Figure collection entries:
☆ ☆ ☆

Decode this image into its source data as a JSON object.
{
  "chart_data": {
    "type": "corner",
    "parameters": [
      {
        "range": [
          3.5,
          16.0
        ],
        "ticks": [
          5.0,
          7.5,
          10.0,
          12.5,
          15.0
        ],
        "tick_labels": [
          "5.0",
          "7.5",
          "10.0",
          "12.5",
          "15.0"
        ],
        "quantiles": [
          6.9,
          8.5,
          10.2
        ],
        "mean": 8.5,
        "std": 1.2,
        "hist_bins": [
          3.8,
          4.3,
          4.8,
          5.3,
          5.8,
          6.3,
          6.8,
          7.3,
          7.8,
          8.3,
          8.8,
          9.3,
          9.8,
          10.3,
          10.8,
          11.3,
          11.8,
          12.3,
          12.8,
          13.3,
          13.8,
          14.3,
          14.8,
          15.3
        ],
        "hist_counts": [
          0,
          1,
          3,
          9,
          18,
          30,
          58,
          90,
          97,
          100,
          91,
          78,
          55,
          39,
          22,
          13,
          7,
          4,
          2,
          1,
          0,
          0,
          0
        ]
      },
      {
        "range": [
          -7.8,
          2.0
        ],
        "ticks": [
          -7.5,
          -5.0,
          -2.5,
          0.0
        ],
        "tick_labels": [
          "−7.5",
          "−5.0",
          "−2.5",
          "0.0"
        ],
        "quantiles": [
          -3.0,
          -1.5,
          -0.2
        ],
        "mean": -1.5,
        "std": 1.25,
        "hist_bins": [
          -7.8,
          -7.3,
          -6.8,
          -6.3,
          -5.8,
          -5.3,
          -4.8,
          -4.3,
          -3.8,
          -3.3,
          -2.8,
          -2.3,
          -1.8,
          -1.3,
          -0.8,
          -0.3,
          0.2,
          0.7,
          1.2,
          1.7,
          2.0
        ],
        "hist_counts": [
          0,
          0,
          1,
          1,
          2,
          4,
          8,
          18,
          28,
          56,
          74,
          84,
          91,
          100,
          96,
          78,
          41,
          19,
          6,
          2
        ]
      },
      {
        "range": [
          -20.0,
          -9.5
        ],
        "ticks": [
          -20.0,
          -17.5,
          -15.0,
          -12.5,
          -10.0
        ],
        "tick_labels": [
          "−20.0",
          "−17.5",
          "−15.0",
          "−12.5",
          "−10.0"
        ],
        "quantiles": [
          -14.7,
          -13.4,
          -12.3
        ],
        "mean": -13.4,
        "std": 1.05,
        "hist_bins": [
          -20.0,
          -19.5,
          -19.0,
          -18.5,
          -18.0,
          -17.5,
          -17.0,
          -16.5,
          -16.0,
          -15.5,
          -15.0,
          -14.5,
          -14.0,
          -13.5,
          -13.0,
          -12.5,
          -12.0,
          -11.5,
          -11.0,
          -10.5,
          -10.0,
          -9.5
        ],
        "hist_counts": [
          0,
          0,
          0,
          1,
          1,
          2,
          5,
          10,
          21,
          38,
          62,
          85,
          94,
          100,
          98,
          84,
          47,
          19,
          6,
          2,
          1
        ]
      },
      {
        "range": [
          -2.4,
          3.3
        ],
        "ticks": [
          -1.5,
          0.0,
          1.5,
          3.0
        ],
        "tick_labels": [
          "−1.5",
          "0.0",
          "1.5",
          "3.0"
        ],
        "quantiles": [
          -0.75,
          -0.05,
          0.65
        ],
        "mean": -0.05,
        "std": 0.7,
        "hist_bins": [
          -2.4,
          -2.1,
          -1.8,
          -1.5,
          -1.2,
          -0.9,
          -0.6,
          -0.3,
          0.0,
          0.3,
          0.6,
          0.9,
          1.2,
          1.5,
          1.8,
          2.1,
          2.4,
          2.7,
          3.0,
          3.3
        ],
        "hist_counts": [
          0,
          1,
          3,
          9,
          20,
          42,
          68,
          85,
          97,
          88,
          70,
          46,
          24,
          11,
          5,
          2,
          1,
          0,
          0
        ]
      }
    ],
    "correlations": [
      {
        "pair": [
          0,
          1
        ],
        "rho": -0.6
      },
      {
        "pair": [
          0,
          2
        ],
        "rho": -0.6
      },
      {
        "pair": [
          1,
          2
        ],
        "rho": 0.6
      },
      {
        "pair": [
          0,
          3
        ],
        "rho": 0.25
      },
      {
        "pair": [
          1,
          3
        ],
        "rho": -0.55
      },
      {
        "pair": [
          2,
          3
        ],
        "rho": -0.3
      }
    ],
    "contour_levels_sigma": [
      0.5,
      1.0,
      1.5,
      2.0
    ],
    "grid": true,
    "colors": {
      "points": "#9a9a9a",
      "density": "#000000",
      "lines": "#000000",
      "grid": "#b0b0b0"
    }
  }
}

☆ ☆ ☆

● YOUR OBJECTIVE
Every entry must be quoted exactly as it appears above.

● TASK RESULT
Decode this image into its source data as a JSON object.
{
  "chart_data": {
    "type": "corner",
    "parameters": [
      {
        "range": [
          3.5,
          16.0
        ],
        "ticks": [
          5.0,
          7.5,
          10.0,
          12.5,
          15.0
        ],
        "tick_labels": [
          "5.0",
          "7.5",
          "10.0",
          "12.5",
          "15.0"
        ],
        "quantiles": [
          6.9,
          8.5,
          10.2
        ],
        "mean": 8.5,
        "std": 1.2,
        "hist_bins": [
          3.8,
          4.3,
          4.8,
          5.3,
          5.8,
          6.3,
          6.8,
          7.3,
          7.8,
          8.3,
          8.8,
          9.3,
          9.8,
          10.3,
          10.8,
          11.3,
          11.8,
          12.3,
          12.8,
          13.3,
          13.8,
          14.3,
          14.8,
          15.3
        ],
        "hist_counts": [
          0,
          1,
          3,
          9,
          18,
          30,
          58,
          90,
          97,
          100,
          91,
          78,
          55,
          39,
          22,
          13,
          7,
          4,
          2,
          1,
          0,
          0,
          0
        ]
      },
      {
        "range": [
          -7.8,
          2.0
        ],
        "ticks": [
          -7.5,
          -5.0,
          -2.5,
          0.0
        ],
        "tick_labels": [
          "−7.5",
          "−5.0",
          "−2.5",
          "0.0"
        ],
        "quantiles": [
          -3.0,
          -1.5,
          -0.2
        ],
        "mean": -1.5,
        "std": 1.25,
        "hist_bins": [
          -7.8,
          -7.3,
          -6.8,
          -6.3,
          -5.8,
          -5.3,
          -4.8,
          -4.3,
          -3.8,
          -3.3,
          -2.8,
          -2.3,
          -1.8,
          -1.3,
          -0.8,
          -0.3,
          0.2,
          0.7,
          1.2,
          1.7,
          2.0
        ],
        "hist_counts": [
          0,
          0,
          1,
          1,
          2,
          4,
          8,
          18,
          28,
          56,
          74,
          84,
          91,
          100,
          96,
          78,
          41,
          19,
          6,
          2
        ]
      },
      {
        "range": [
          -20.0,
          -9.5
        ],
        "ticks": [
          -20.0,
          -17.5,
          -15.0,
          -12.5,
          -10.0
        ],
        "tick_labels": [
          "−20.0",
          "−17.5",
          "−15.0",
          "−12.5",
          "−10.0"
        ],
        "quantiles": [
          -14.7,
          -13.4,
          -12.3
        ],
        "mean": -13.4,
        "std": 1.05,
        "hist_bins": [
          -20.0,
          -19.5,
          -19.0,
          -18.5,
          -18.0,
          -17.5,
          -17.0,
          -16.5,
          -16.0,
          -15.5,
          -15.0,
          -14.5,
          -14.0,
          -13.5,
          -13.0,
          -12.5,
          -12.0,
          -11.5,
          -11.0,
          -10.5,
          -10.0,
          -9.5
        ],
        "hist_counts": [
          0,
          0,
          0,
          1,
          1,
          2,
          5,
          10,
          21,
          38,
          62,
          85,
          94,
          100,
          98,
          84,
          47,
          19,
          6,
          2,
          1
        ]
      },
      {
        "range": [
          -2.4,
          3.3
        ],
        "ticks": [
          -1.5,
          0.0,
          1.5,
          3.0
        ],
        "tick_labels": [
          "−1.5",
          "0.0",
          "1.5",
          "3.0"
        ],
        "quantiles": [
          -0.75,
          -0.05,
          0.65
        ],
        "mean": -0.05,
        "std": 0.7,
        "hist_bins": [
          -2.4,
          -2.1,
          -1.8,
          -1.5,
          -1.2,
          -0.9,
          -0.6,
          -0.3,
          0.0,
          0.3,
          0.6,
          0.9,
          1.2,
          1.5,
          1.8,
          2.1,
          2.4,
          2.7,
          3.0,
          3.3
        ],
        "hist_counts": [
          0,
          1,
          3,
          9,
          20,
          42,
          68,
          85,
          97,
          88,
          70,
          46,
          24,
          11,
          5,
          2,
          1,
          0,
          0
        ]
      }
    ],
    "correlations": [
      {
        "pair": [
          0,
          1
        ],
        "rho": -0.6
      },
      {
        "pair": [
          0,
          2
        ],
        "rho": -0.6
      },
      {
        "pair": [
          1,
          2
        ],
        "rho": 0.6
      },
      {
        "pair": [
          0,
          3
        ],
        "rho": 0.25
      },
      {
        "pair": [
          1,
          3
        ],
        "rho": -0.55
      },
      {
        "pair": [
          2,
          3
        ],
        "rho": -0.3
      }
    ],
    "contour_levels_sigma": [
      0.5,
      1.0,
      1.5,
      2.0
    ],
    "grid": true,
    "colors": {
      "points": "#9a9a9a",
      "density": "#000000",
      "lines": "#000000",
      "grid": "#b0b0b0"
    }
  }
}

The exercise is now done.